Give back the records below exactly, every one, with no pictures.

--- THE RECORDS ---

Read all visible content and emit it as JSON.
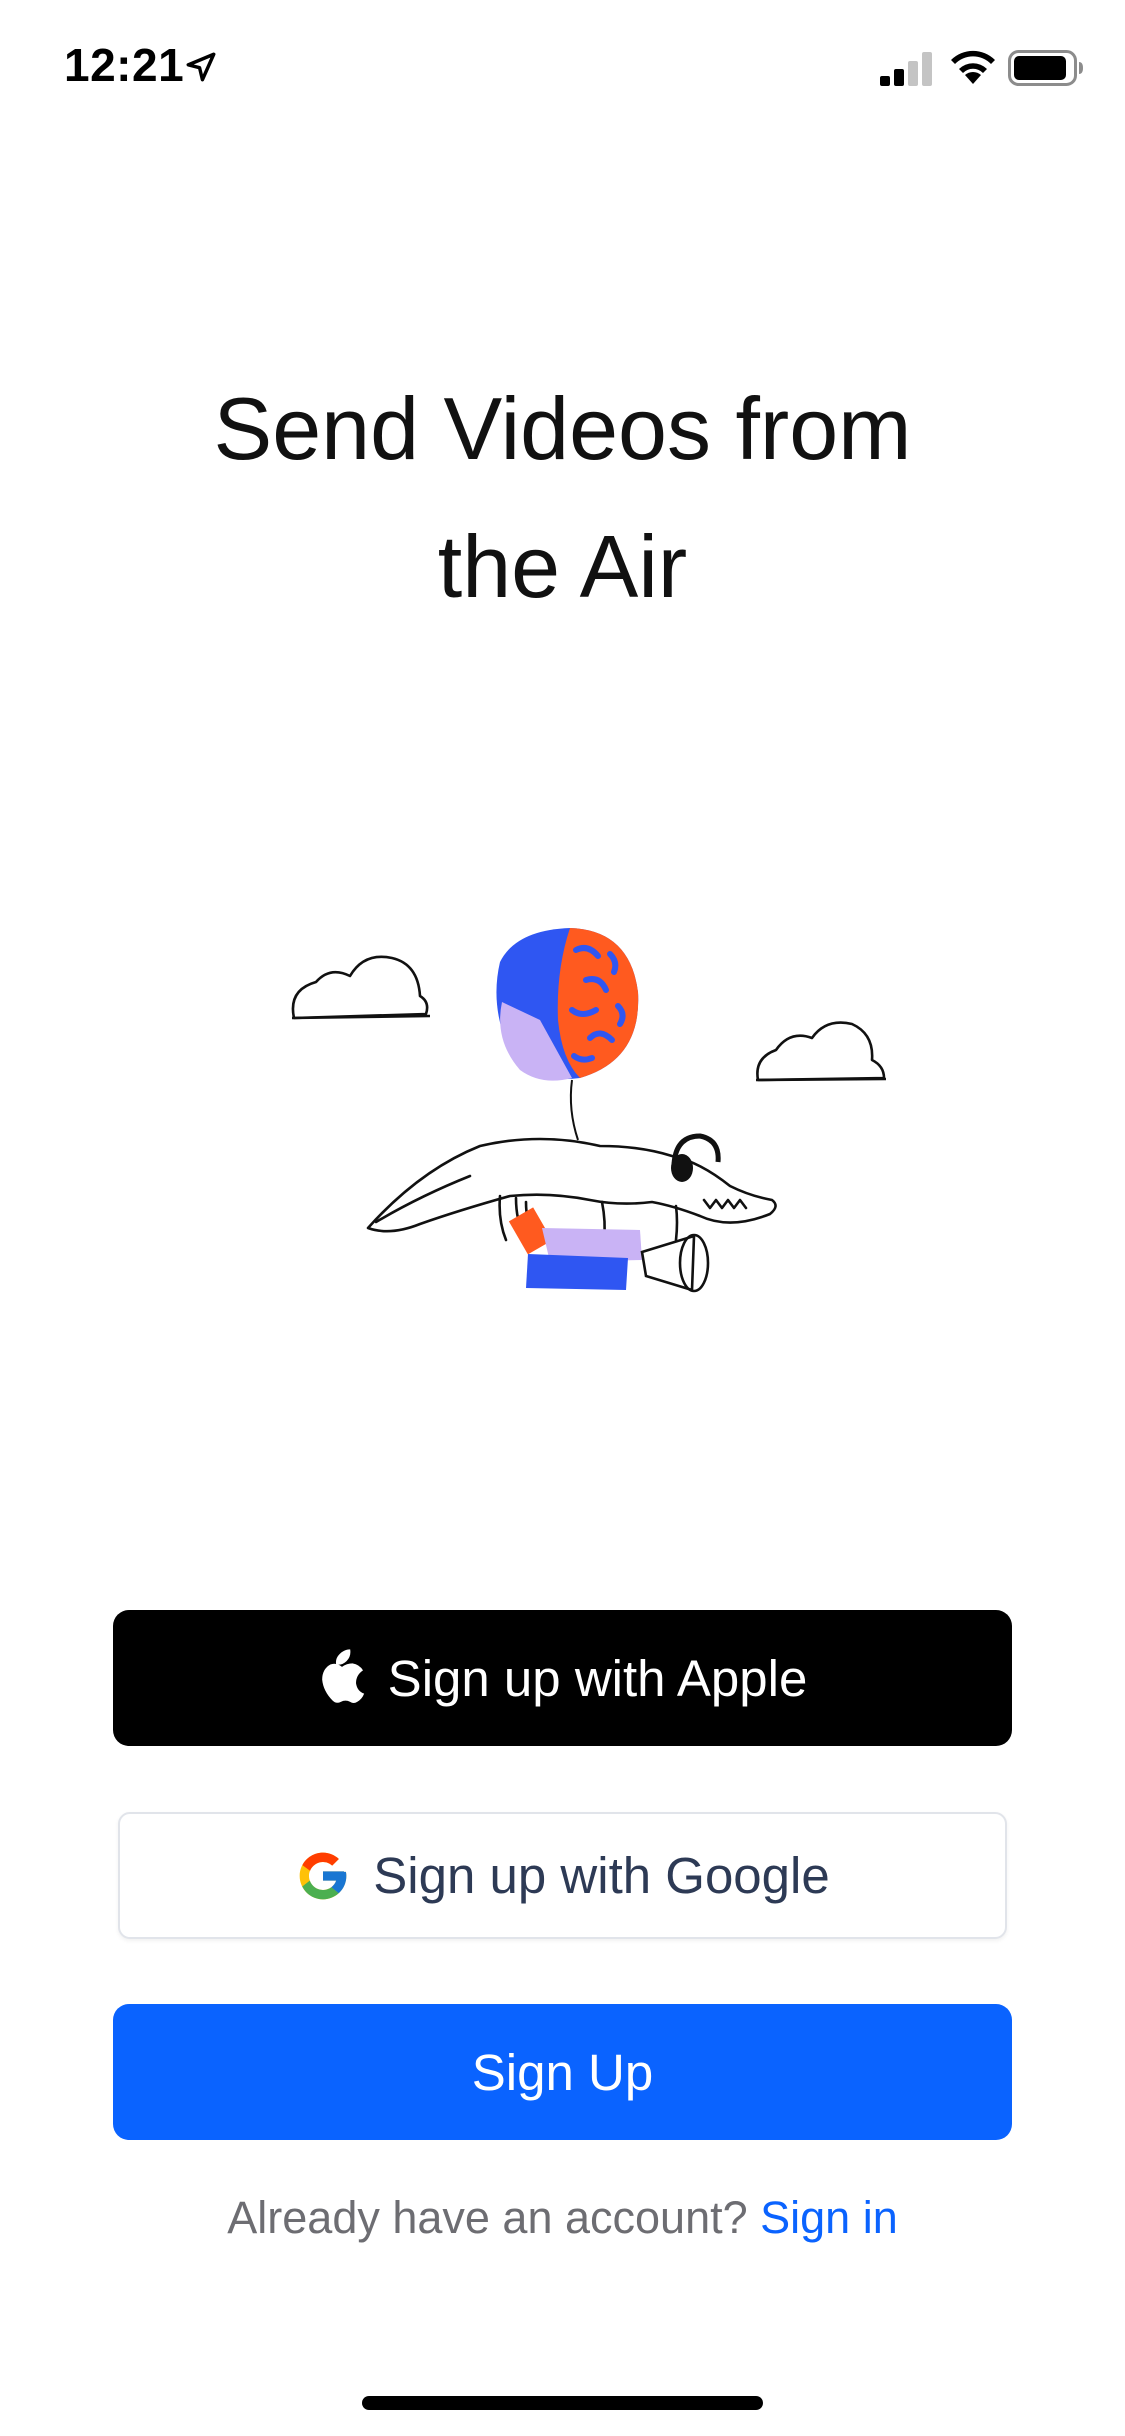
{
  "status_bar": {
    "time": "12:21",
    "location_icon": "location-arrow-icon",
    "signal_icon": "cellular-signal-icon",
    "wifi_icon": "wifi-icon",
    "battery_icon": "battery-icon"
  },
  "headline": {
    "line1": "Send Videos from",
    "line2": "the Air"
  },
  "illustration": {
    "icon": "crocodile-balloon-illustration",
    "colors": {
      "blue": "#2f56f2",
      "orange": "#ff5a1f",
      "lavender": "#c9b3f5"
    }
  },
  "buttons": {
    "apple": {
      "label": "Sign up with Apple",
      "icon": "apple-logo-icon",
      "bg": "#000000"
    },
    "google": {
      "label": "Sign up with Google",
      "icon": "google-logo-icon",
      "text_color": "#2d3a55"
    },
    "signup": {
      "label": "Sign Up",
      "bg": "#0a63ff"
    }
  },
  "signin": {
    "prompt": "Already have an account?",
    "link": "Sign in",
    "link_color": "#0a63ff"
  }
}
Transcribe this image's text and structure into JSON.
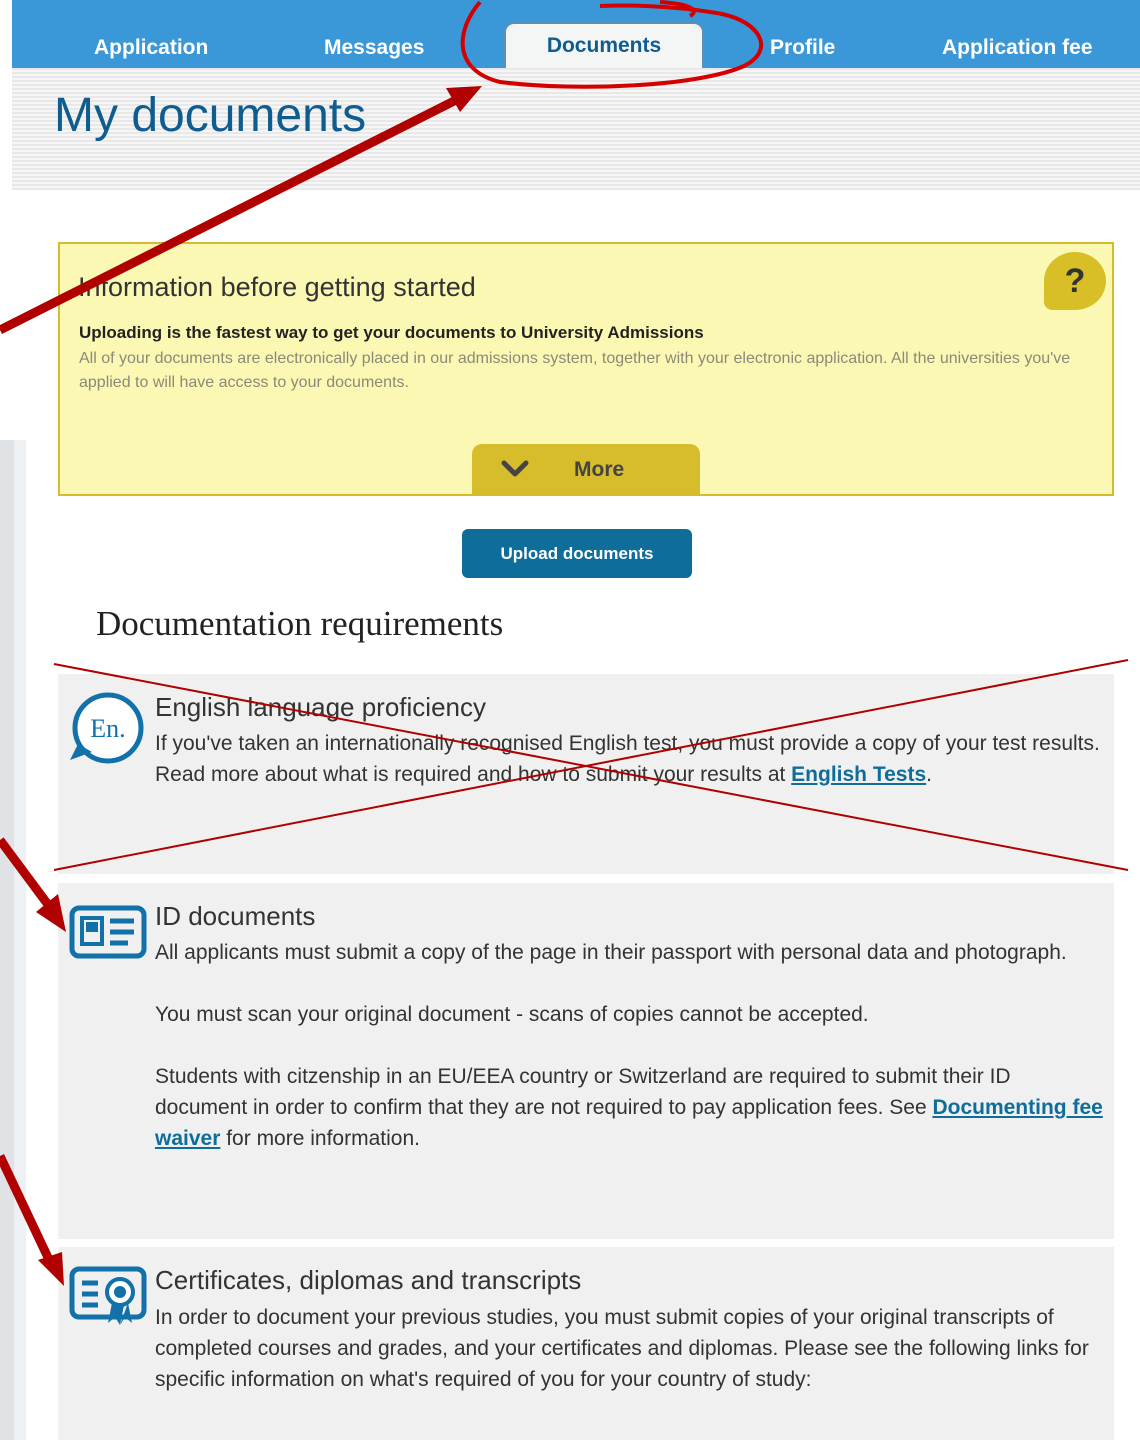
{
  "nav": {
    "tabs": [
      {
        "label": "Application"
      },
      {
        "label": "Messages"
      },
      {
        "label": "Documents",
        "active": true
      },
      {
        "label": "Profile"
      },
      {
        "label": "Application fee"
      }
    ]
  },
  "page": {
    "title": "My documents"
  },
  "info_box": {
    "heading": "Information before getting started",
    "subheading": "Uploading is the fastest way to get your documents to University Admissions",
    "body": "All of your documents are electronically placed in our admissions system, together with your electronic application. All the universities you've applied to will have access to your documents.",
    "help_label": "?",
    "more_label": "More"
  },
  "upload_label": "Upload documents",
  "requirements": {
    "heading": "Documentation requirements",
    "english": {
      "title": "English language proficiency",
      "text": "If you've taken an internationally recognised English test, you must provide a copy of your test results. Read more about what is required and how to submit your results at ",
      "link": "English Tests",
      "suffix": ".",
      "icon_text": "En."
    },
    "id": {
      "title": "ID documents",
      "p1": "All applicants must submit a copy of the page in their passport with personal data and photograph.",
      "p2": "You must scan your original document - scans of copies cannot be accepted.",
      "p3_before": "Students with citzenship in an EU/EEA country or Switzerland are required to submit their ID document in order to confirm that they are not required to pay application fees. See ",
      "p3_link": "Documenting fee waiver",
      "p3_after": " for more information."
    },
    "certificates": {
      "title": "Certificates, diplomas and transcripts",
      "text": "In order to document your previous studies, you must submit copies of your original transcripts of completed courses and grades, and your certificates and diplomas. Please see the following links for specific information on what's required of you for your country of study:"
    }
  },
  "annotation_color": "#c00000",
  "icon_color": "#1171a8"
}
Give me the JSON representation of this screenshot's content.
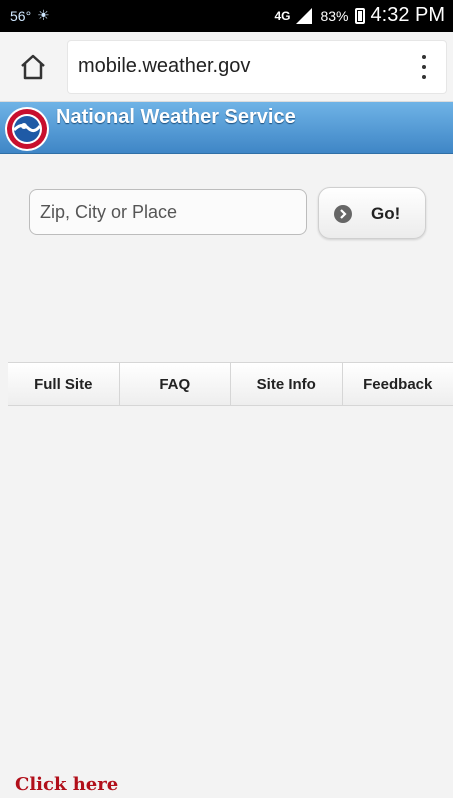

---

THE RESULT:
Read all visible content and emit it as JSON.
{
  "status_bar": {
    "time": "12:21",
    "location_icon": "location-arrow-icon",
    "signal_icon": "cellular-signal-icon",
    "wifi_icon": "wifi-icon",
    "battery_icon": "battery-icon"
  },
  "headline": {
    "line1": "Send Videos from",
    "line2": "the Air"
  },
  "illustration": {
    "icon": "crocodile-balloon-illustration",
    "colors": {
      "blue": "#2f56f2",
      "orange": "#ff5a1f",
      "lavender": "#c9b3f5"
    }
  },
  "buttons": {
    "apple": {
      "label": "Sign up with Apple",
      "icon": "apple-logo-icon",
      "bg": "#000000"
    },
    "google": {
      "label": "Sign up with Google",
      "icon": "google-logo-icon",
      "text_color": "#2d3a55"
    },
    "signup": {
      "label": "Sign Up",
      "bg": "#0a63ff"
    }
  },
  "signin": {
    "prompt": "Already have an account?",
    "link": "Sign in",
    "link_color": "#0a63ff"
  }
}
Transcribe this image's text and structure into JSON.
{
  "nav": {
    "tabs": [
      {
        "label": "Application"
      },
      {
        "label": "Messages"
      },
      {
        "label": "Documents",
        "active": true
      },
      {
        "label": "Profile"
      },
      {
        "label": "Application fee"
      }
    ]
  },
  "page": {
    "title": "My documents"
  },
  "info_box": {
    "heading": "Information before getting started",
    "subheading": "Uploading is the fastest way to get your documents to University Admissions",
    "body": "All of your documents are electronically placed in our admissions system, together with your electronic application. All the universities you've applied to will have access to your documents.",
    "help_label": "?",
    "more_label": "More"
  },
  "upload_label": "Upload documents",
  "requirements": {
    "heading": "Documentation requirements",
    "english": {
      "title": "English language proficiency",
      "text": "If you've taken an internationally recognised English test, you must provide a copy of your test results. Read more about what is required and how to submit your results at ",
      "link": "English Tests",
      "suffix": ".",
      "icon_text": "En."
    },
    "id": {
      "title": "ID documents",
      "p1": "All applicants must submit a copy of the page in their passport with personal data and photograph.",
      "p2": "You must scan your original document - scans of copies cannot be accepted.",
      "p3_before": "Students with citzenship in an EU/EEA country or Switzerland are required to submit their ID document in order to confirm that they are not required to pay application fees. See ",
      "p3_link": "Documenting fee waiver",
      "p3_after": " for more information."
    },
    "certificates": {
      "title": "Certificates, diplomas and transcripts",
      "text": "In order to document your previous studies, you must submit copies of your original transcripts of completed courses and grades, and your certificates and diplomas. Please see the following links for specific information on what's required of you for your country of study:"
    }
  },
  "annotation_color": "#c00000",
  "icon_color": "#1171a8"
}
Give me the JSON representation of this screenshot's content.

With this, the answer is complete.